Records that describe figures
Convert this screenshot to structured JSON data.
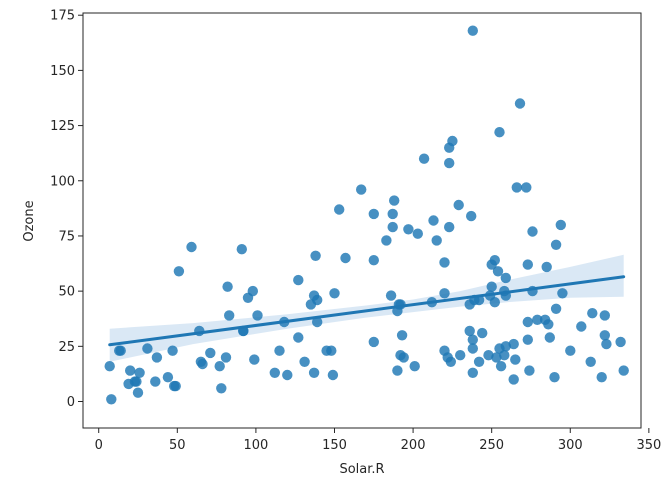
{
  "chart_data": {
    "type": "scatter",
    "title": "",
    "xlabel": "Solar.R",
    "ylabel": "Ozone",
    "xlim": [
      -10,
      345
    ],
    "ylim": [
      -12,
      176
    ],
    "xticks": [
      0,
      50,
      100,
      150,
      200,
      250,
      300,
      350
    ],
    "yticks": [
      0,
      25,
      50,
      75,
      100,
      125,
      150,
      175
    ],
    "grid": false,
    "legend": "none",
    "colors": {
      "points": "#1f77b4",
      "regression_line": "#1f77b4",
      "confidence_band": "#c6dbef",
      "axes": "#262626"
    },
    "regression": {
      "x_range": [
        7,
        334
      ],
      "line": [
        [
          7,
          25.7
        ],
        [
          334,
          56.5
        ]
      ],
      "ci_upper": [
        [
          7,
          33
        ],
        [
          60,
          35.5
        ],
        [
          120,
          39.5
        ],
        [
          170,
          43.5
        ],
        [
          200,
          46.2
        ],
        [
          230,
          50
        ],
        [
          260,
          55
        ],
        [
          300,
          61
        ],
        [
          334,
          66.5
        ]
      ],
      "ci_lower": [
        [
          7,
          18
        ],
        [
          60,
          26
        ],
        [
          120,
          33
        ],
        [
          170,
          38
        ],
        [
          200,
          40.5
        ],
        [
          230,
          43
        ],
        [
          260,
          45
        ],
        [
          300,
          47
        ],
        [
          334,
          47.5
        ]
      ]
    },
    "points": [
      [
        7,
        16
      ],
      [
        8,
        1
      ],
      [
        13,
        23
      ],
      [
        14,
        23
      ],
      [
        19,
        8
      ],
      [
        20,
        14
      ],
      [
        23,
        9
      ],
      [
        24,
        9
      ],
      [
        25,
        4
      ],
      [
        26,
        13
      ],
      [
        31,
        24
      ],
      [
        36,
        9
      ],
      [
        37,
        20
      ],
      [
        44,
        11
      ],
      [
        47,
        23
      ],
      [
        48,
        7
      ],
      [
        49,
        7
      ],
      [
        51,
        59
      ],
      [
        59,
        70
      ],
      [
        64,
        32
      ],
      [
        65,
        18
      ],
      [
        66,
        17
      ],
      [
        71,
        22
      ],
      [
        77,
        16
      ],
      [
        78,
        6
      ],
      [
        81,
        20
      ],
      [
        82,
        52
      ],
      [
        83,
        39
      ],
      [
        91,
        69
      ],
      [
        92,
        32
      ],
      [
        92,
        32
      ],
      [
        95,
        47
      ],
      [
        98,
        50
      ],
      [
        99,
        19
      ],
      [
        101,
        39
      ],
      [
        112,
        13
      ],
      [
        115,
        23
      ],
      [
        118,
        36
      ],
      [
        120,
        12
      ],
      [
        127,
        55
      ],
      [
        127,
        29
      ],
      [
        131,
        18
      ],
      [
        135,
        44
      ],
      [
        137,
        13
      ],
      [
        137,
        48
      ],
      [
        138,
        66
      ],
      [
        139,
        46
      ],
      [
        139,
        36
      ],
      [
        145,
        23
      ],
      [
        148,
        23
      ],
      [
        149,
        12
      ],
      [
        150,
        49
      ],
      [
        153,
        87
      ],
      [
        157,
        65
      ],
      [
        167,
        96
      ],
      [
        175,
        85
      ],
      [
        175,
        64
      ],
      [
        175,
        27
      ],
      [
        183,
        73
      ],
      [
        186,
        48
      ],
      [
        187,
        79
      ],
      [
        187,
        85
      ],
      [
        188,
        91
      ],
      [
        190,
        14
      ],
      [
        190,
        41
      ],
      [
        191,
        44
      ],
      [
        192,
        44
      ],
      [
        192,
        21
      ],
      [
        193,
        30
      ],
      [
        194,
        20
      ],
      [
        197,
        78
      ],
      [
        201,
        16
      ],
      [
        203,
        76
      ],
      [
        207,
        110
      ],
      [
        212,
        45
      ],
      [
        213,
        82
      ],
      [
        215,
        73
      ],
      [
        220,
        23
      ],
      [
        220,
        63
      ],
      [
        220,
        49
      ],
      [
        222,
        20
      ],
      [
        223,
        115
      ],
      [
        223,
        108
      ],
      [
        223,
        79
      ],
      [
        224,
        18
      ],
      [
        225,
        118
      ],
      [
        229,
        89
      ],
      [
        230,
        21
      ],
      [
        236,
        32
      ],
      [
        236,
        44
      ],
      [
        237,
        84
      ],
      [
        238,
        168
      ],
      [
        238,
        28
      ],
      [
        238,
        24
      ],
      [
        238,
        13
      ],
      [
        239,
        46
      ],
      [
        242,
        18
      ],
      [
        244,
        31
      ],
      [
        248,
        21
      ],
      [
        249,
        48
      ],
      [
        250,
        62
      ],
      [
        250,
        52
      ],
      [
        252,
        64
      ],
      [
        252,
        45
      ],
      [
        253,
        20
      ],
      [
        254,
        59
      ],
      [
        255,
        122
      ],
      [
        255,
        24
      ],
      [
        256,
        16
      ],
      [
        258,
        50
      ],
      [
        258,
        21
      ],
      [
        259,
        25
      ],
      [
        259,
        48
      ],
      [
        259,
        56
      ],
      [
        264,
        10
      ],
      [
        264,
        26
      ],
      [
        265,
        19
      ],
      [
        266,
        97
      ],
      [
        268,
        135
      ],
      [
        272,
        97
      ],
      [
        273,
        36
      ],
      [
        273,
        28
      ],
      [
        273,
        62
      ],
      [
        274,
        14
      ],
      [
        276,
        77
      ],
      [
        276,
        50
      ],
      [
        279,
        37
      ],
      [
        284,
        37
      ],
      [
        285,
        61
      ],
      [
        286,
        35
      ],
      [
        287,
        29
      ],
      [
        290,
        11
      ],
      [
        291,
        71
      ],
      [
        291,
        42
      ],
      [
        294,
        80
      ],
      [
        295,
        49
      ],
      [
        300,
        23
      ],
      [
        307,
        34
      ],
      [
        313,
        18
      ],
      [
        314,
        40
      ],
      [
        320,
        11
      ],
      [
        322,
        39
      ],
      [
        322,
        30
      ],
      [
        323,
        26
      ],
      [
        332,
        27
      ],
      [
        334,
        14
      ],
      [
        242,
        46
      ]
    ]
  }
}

__Given request__
Transcribe all entries above exactly. Drop the pictures.

__Response__
Convert this screenshot to structured JSON data.
{
  "chart_data": {
    "type": "scatter",
    "title": "",
    "xlabel": "Solar.R",
    "ylabel": "Ozone",
    "xlim": [
      -10,
      345
    ],
    "ylim": [
      -12,
      176
    ],
    "xticks": [
      0,
      50,
      100,
      150,
      200,
      250,
      300,
      350
    ],
    "yticks": [
      0,
      25,
      50,
      75,
      100,
      125,
      150,
      175
    ],
    "grid": false,
    "legend": "none",
    "colors": {
      "points": "#1f77b4",
      "regression_line": "#1f77b4",
      "confidence_band": "#c6dbef",
      "axes": "#262626"
    },
    "regression": {
      "x_range": [
        7,
        334
      ],
      "line": [
        [
          7,
          25.7
        ],
        [
          334,
          56.5
        ]
      ],
      "ci_upper": [
        [
          7,
          33
        ],
        [
          60,
          35.5
        ],
        [
          120,
          39.5
        ],
        [
          170,
          43.5
        ],
        [
          200,
          46.2
        ],
        [
          230,
          50
        ],
        [
          260,
          55
        ],
        [
          300,
          61
        ],
        [
          334,
          66.5
        ]
      ],
      "ci_lower": [
        [
          7,
          18
        ],
        [
          60,
          26
        ],
        [
          120,
          33
        ],
        [
          170,
          38
        ],
        [
          200,
          40.5
        ],
        [
          230,
          43
        ],
        [
          260,
          45
        ],
        [
          300,
          47
        ],
        [
          334,
          47.5
        ]
      ]
    },
    "points": [
      [
        7,
        16
      ],
      [
        8,
        1
      ],
      [
        13,
        23
      ],
      [
        14,
        23
      ],
      [
        19,
        8
      ],
      [
        20,
        14
      ],
      [
        23,
        9
      ],
      [
        24,
        9
      ],
      [
        25,
        4
      ],
      [
        26,
        13
      ],
      [
        31,
        24
      ],
      [
        36,
        9
      ],
      [
        37,
        20
      ],
      [
        44,
        11
      ],
      [
        47,
        23
      ],
      [
        48,
        7
      ],
      [
        49,
        7
      ],
      [
        51,
        59
      ],
      [
        59,
        70
      ],
      [
        64,
        32
      ],
      [
        65,
        18
      ],
      [
        66,
        17
      ],
      [
        71,
        22
      ],
      [
        77,
        16
      ],
      [
        78,
        6
      ],
      [
        81,
        20
      ],
      [
        82,
        52
      ],
      [
        83,
        39
      ],
      [
        91,
        69
      ],
      [
        92,
        32
      ],
      [
        92,
        32
      ],
      [
        95,
        47
      ],
      [
        98,
        50
      ],
      [
        99,
        19
      ],
      [
        101,
        39
      ],
      [
        112,
        13
      ],
      [
        115,
        23
      ],
      [
        118,
        36
      ],
      [
        120,
        12
      ],
      [
        127,
        55
      ],
      [
        127,
        29
      ],
      [
        131,
        18
      ],
      [
        135,
        44
      ],
      [
        137,
        13
      ],
      [
        137,
        48
      ],
      [
        138,
        66
      ],
      [
        139,
        46
      ],
      [
        139,
        36
      ],
      [
        145,
        23
      ],
      [
        148,
        23
      ],
      [
        149,
        12
      ],
      [
        150,
        49
      ],
      [
        153,
        87
      ],
      [
        157,
        65
      ],
      [
        167,
        96
      ],
      [
        175,
        85
      ],
      [
        175,
        64
      ],
      [
        175,
        27
      ],
      [
        183,
        73
      ],
      [
        186,
        48
      ],
      [
        187,
        79
      ],
      [
        187,
        85
      ],
      [
        188,
        91
      ],
      [
        190,
        14
      ],
      [
        190,
        41
      ],
      [
        191,
        44
      ],
      [
        192,
        44
      ],
      [
        192,
        21
      ],
      [
        193,
        30
      ],
      [
        194,
        20
      ],
      [
        197,
        78
      ],
      [
        201,
        16
      ],
      [
        203,
        76
      ],
      [
        207,
        110
      ],
      [
        212,
        45
      ],
      [
        213,
        82
      ],
      [
        215,
        73
      ],
      [
        220,
        23
      ],
      [
        220,
        63
      ],
      [
        220,
        49
      ],
      [
        222,
        20
      ],
      [
        223,
        115
      ],
      [
        223,
        108
      ],
      [
        223,
        79
      ],
      [
        224,
        18
      ],
      [
        225,
        118
      ],
      [
        229,
        89
      ],
      [
        230,
        21
      ],
      [
        236,
        32
      ],
      [
        236,
        44
      ],
      [
        237,
        84
      ],
      [
        238,
        168
      ],
      [
        238,
        28
      ],
      [
        238,
        24
      ],
      [
        238,
        13
      ],
      [
        239,
        46
      ],
      [
        242,
        18
      ],
      [
        244,
        31
      ],
      [
        248,
        21
      ],
      [
        249,
        48
      ],
      [
        250,
        62
      ],
      [
        250,
        52
      ],
      [
        252,
        64
      ],
      [
        252,
        45
      ],
      [
        253,
        20
      ],
      [
        254,
        59
      ],
      [
        255,
        122
      ],
      [
        255,
        24
      ],
      [
        256,
        16
      ],
      [
        258,
        50
      ],
      [
        258,
        21
      ],
      [
        259,
        25
      ],
      [
        259,
        48
      ],
      [
        259,
        56
      ],
      [
        264,
        10
      ],
      [
        264,
        26
      ],
      [
        265,
        19
      ],
      [
        266,
        97
      ],
      [
        268,
        135
      ],
      [
        272,
        97
      ],
      [
        273,
        36
      ],
      [
        273,
        28
      ],
      [
        273,
        62
      ],
      [
        274,
        14
      ],
      [
        276,
        77
      ],
      [
        276,
        50
      ],
      [
        279,
        37
      ],
      [
        284,
        37
      ],
      [
        285,
        61
      ],
      [
        286,
        35
      ],
      [
        287,
        29
      ],
      [
        290,
        11
      ],
      [
        291,
        71
      ],
      [
        291,
        42
      ],
      [
        294,
        80
      ],
      [
        295,
        49
      ],
      [
        300,
        23
      ],
      [
        307,
        34
      ],
      [
        313,
        18
      ],
      [
        314,
        40
      ],
      [
        320,
        11
      ],
      [
        322,
        39
      ],
      [
        322,
        30
      ],
      [
        323,
        26
      ],
      [
        332,
        27
      ],
      [
        334,
        14
      ],
      [
        242,
        46
      ]
    ]
  }
}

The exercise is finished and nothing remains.